Do this - Copy out the records precisely, omitting pictures.

--- Start Entries provided ---

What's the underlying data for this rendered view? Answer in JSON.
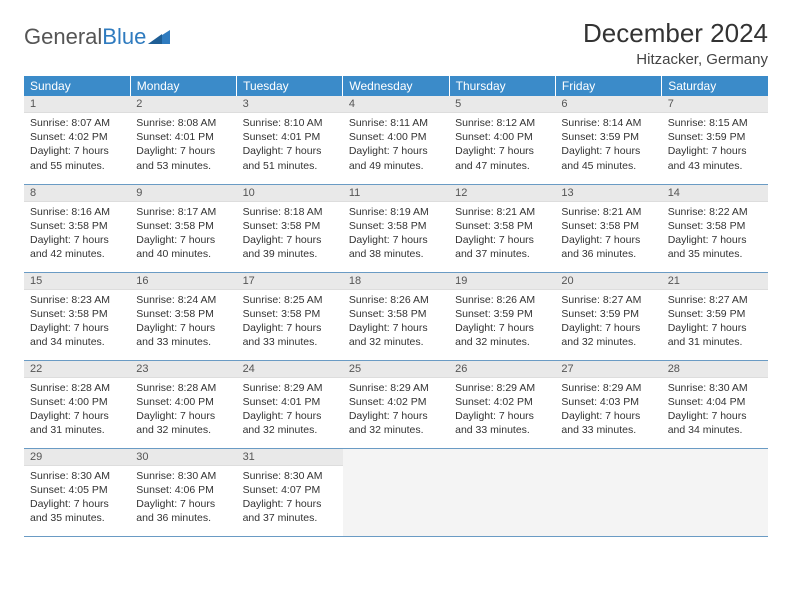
{
  "logo": {
    "text1": "General",
    "text2": "Blue"
  },
  "title": "December 2024",
  "location": "Hitzacker, Germany",
  "colors": {
    "header_bg": "#3b8bc9",
    "header_text": "#ffffff",
    "daynum_bg": "#e9e9e9",
    "row_border": "#6a9bc4",
    "logo_blue": "#2f7bbf"
  },
  "weekdays": [
    "Sunday",
    "Monday",
    "Tuesday",
    "Wednesday",
    "Thursday",
    "Friday",
    "Saturday"
  ],
  "days": [
    {
      "n": "1",
      "sr": "8:07 AM",
      "ss": "4:02 PM",
      "dl": "7 hours and 55 minutes."
    },
    {
      "n": "2",
      "sr": "8:08 AM",
      "ss": "4:01 PM",
      "dl": "7 hours and 53 minutes."
    },
    {
      "n": "3",
      "sr": "8:10 AM",
      "ss": "4:01 PM",
      "dl": "7 hours and 51 minutes."
    },
    {
      "n": "4",
      "sr": "8:11 AM",
      "ss": "4:00 PM",
      "dl": "7 hours and 49 minutes."
    },
    {
      "n": "5",
      "sr": "8:12 AM",
      "ss": "4:00 PM",
      "dl": "7 hours and 47 minutes."
    },
    {
      "n": "6",
      "sr": "8:14 AM",
      "ss": "3:59 PM",
      "dl": "7 hours and 45 minutes."
    },
    {
      "n": "7",
      "sr": "8:15 AM",
      "ss": "3:59 PM",
      "dl": "7 hours and 43 minutes."
    },
    {
      "n": "8",
      "sr": "8:16 AM",
      "ss": "3:58 PM",
      "dl": "7 hours and 42 minutes."
    },
    {
      "n": "9",
      "sr": "8:17 AM",
      "ss": "3:58 PM",
      "dl": "7 hours and 40 minutes."
    },
    {
      "n": "10",
      "sr": "8:18 AM",
      "ss": "3:58 PM",
      "dl": "7 hours and 39 minutes."
    },
    {
      "n": "11",
      "sr": "8:19 AM",
      "ss": "3:58 PM",
      "dl": "7 hours and 38 minutes."
    },
    {
      "n": "12",
      "sr": "8:21 AM",
      "ss": "3:58 PM",
      "dl": "7 hours and 37 minutes."
    },
    {
      "n": "13",
      "sr": "8:21 AM",
      "ss": "3:58 PM",
      "dl": "7 hours and 36 minutes."
    },
    {
      "n": "14",
      "sr": "8:22 AM",
      "ss": "3:58 PM",
      "dl": "7 hours and 35 minutes."
    },
    {
      "n": "15",
      "sr": "8:23 AM",
      "ss": "3:58 PM",
      "dl": "7 hours and 34 minutes."
    },
    {
      "n": "16",
      "sr": "8:24 AM",
      "ss": "3:58 PM",
      "dl": "7 hours and 33 minutes."
    },
    {
      "n": "17",
      "sr": "8:25 AM",
      "ss": "3:58 PM",
      "dl": "7 hours and 33 minutes."
    },
    {
      "n": "18",
      "sr": "8:26 AM",
      "ss": "3:58 PM",
      "dl": "7 hours and 32 minutes."
    },
    {
      "n": "19",
      "sr": "8:26 AM",
      "ss": "3:59 PM",
      "dl": "7 hours and 32 minutes."
    },
    {
      "n": "20",
      "sr": "8:27 AM",
      "ss": "3:59 PM",
      "dl": "7 hours and 32 minutes."
    },
    {
      "n": "21",
      "sr": "8:27 AM",
      "ss": "3:59 PM",
      "dl": "7 hours and 31 minutes."
    },
    {
      "n": "22",
      "sr": "8:28 AM",
      "ss": "4:00 PM",
      "dl": "7 hours and 31 minutes."
    },
    {
      "n": "23",
      "sr": "8:28 AM",
      "ss": "4:00 PM",
      "dl": "7 hours and 32 minutes."
    },
    {
      "n": "24",
      "sr": "8:29 AM",
      "ss": "4:01 PM",
      "dl": "7 hours and 32 minutes."
    },
    {
      "n": "25",
      "sr": "8:29 AM",
      "ss": "4:02 PM",
      "dl": "7 hours and 32 minutes."
    },
    {
      "n": "26",
      "sr": "8:29 AM",
      "ss": "4:02 PM",
      "dl": "7 hours and 33 minutes."
    },
    {
      "n": "27",
      "sr": "8:29 AM",
      "ss": "4:03 PM",
      "dl": "7 hours and 33 minutes."
    },
    {
      "n": "28",
      "sr": "8:30 AM",
      "ss": "4:04 PM",
      "dl": "7 hours and 34 minutes."
    },
    {
      "n": "29",
      "sr": "8:30 AM",
      "ss": "4:05 PM",
      "dl": "7 hours and 35 minutes."
    },
    {
      "n": "30",
      "sr": "8:30 AM",
      "ss": "4:06 PM",
      "dl": "7 hours and 36 minutes."
    },
    {
      "n": "31",
      "sr": "8:30 AM",
      "ss": "4:07 PM",
      "dl": "7 hours and 37 minutes."
    }
  ],
  "labels": {
    "sunrise": "Sunrise:",
    "sunset": "Sunset:",
    "daylight": "Daylight:"
  },
  "layout": {
    "start_weekday": 0,
    "total_cells": 35
  }
}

--- End Entries provided ---

Exercise result -
What's the underlying data for this rendered view? Answer in JSON.
{
  "logo": {
    "text1": "General",
    "text2": "Blue"
  },
  "title": "December 2024",
  "location": "Hitzacker, Germany",
  "colors": {
    "header_bg": "#3b8bc9",
    "header_text": "#ffffff",
    "daynum_bg": "#e9e9e9",
    "row_border": "#6a9bc4",
    "logo_blue": "#2f7bbf"
  },
  "weekdays": [
    "Sunday",
    "Monday",
    "Tuesday",
    "Wednesday",
    "Thursday",
    "Friday",
    "Saturday"
  ],
  "days": [
    {
      "n": "1",
      "sr": "8:07 AM",
      "ss": "4:02 PM",
      "dl": "7 hours and 55 minutes."
    },
    {
      "n": "2",
      "sr": "8:08 AM",
      "ss": "4:01 PM",
      "dl": "7 hours and 53 minutes."
    },
    {
      "n": "3",
      "sr": "8:10 AM",
      "ss": "4:01 PM",
      "dl": "7 hours and 51 minutes."
    },
    {
      "n": "4",
      "sr": "8:11 AM",
      "ss": "4:00 PM",
      "dl": "7 hours and 49 minutes."
    },
    {
      "n": "5",
      "sr": "8:12 AM",
      "ss": "4:00 PM",
      "dl": "7 hours and 47 minutes."
    },
    {
      "n": "6",
      "sr": "8:14 AM",
      "ss": "3:59 PM",
      "dl": "7 hours and 45 minutes."
    },
    {
      "n": "7",
      "sr": "8:15 AM",
      "ss": "3:59 PM",
      "dl": "7 hours and 43 minutes."
    },
    {
      "n": "8",
      "sr": "8:16 AM",
      "ss": "3:58 PM",
      "dl": "7 hours and 42 minutes."
    },
    {
      "n": "9",
      "sr": "8:17 AM",
      "ss": "3:58 PM",
      "dl": "7 hours and 40 minutes."
    },
    {
      "n": "10",
      "sr": "8:18 AM",
      "ss": "3:58 PM",
      "dl": "7 hours and 39 minutes."
    },
    {
      "n": "11",
      "sr": "8:19 AM",
      "ss": "3:58 PM",
      "dl": "7 hours and 38 minutes."
    },
    {
      "n": "12",
      "sr": "8:21 AM",
      "ss": "3:58 PM",
      "dl": "7 hours and 37 minutes."
    },
    {
      "n": "13",
      "sr": "8:21 AM",
      "ss": "3:58 PM",
      "dl": "7 hours and 36 minutes."
    },
    {
      "n": "14",
      "sr": "8:22 AM",
      "ss": "3:58 PM",
      "dl": "7 hours and 35 minutes."
    },
    {
      "n": "15",
      "sr": "8:23 AM",
      "ss": "3:58 PM",
      "dl": "7 hours and 34 minutes."
    },
    {
      "n": "16",
      "sr": "8:24 AM",
      "ss": "3:58 PM",
      "dl": "7 hours and 33 minutes."
    },
    {
      "n": "17",
      "sr": "8:25 AM",
      "ss": "3:58 PM",
      "dl": "7 hours and 33 minutes."
    },
    {
      "n": "18",
      "sr": "8:26 AM",
      "ss": "3:58 PM",
      "dl": "7 hours and 32 minutes."
    },
    {
      "n": "19",
      "sr": "8:26 AM",
      "ss": "3:59 PM",
      "dl": "7 hours and 32 minutes."
    },
    {
      "n": "20",
      "sr": "8:27 AM",
      "ss": "3:59 PM",
      "dl": "7 hours and 32 minutes."
    },
    {
      "n": "21",
      "sr": "8:27 AM",
      "ss": "3:59 PM",
      "dl": "7 hours and 31 minutes."
    },
    {
      "n": "22",
      "sr": "8:28 AM",
      "ss": "4:00 PM",
      "dl": "7 hours and 31 minutes."
    },
    {
      "n": "23",
      "sr": "8:28 AM",
      "ss": "4:00 PM",
      "dl": "7 hours and 32 minutes."
    },
    {
      "n": "24",
      "sr": "8:29 AM",
      "ss": "4:01 PM",
      "dl": "7 hours and 32 minutes."
    },
    {
      "n": "25",
      "sr": "8:29 AM",
      "ss": "4:02 PM",
      "dl": "7 hours and 32 minutes."
    },
    {
      "n": "26",
      "sr": "8:29 AM",
      "ss": "4:02 PM",
      "dl": "7 hours and 33 minutes."
    },
    {
      "n": "27",
      "sr": "8:29 AM",
      "ss": "4:03 PM",
      "dl": "7 hours and 33 minutes."
    },
    {
      "n": "28",
      "sr": "8:30 AM",
      "ss": "4:04 PM",
      "dl": "7 hours and 34 minutes."
    },
    {
      "n": "29",
      "sr": "8:30 AM",
      "ss": "4:05 PM",
      "dl": "7 hours and 35 minutes."
    },
    {
      "n": "30",
      "sr": "8:30 AM",
      "ss": "4:06 PM",
      "dl": "7 hours and 36 minutes."
    },
    {
      "n": "31",
      "sr": "8:30 AM",
      "ss": "4:07 PM",
      "dl": "7 hours and 37 minutes."
    }
  ],
  "labels": {
    "sunrise": "Sunrise:",
    "sunset": "Sunset:",
    "daylight": "Daylight:"
  },
  "layout": {
    "start_weekday": 0,
    "total_cells": 35
  }
}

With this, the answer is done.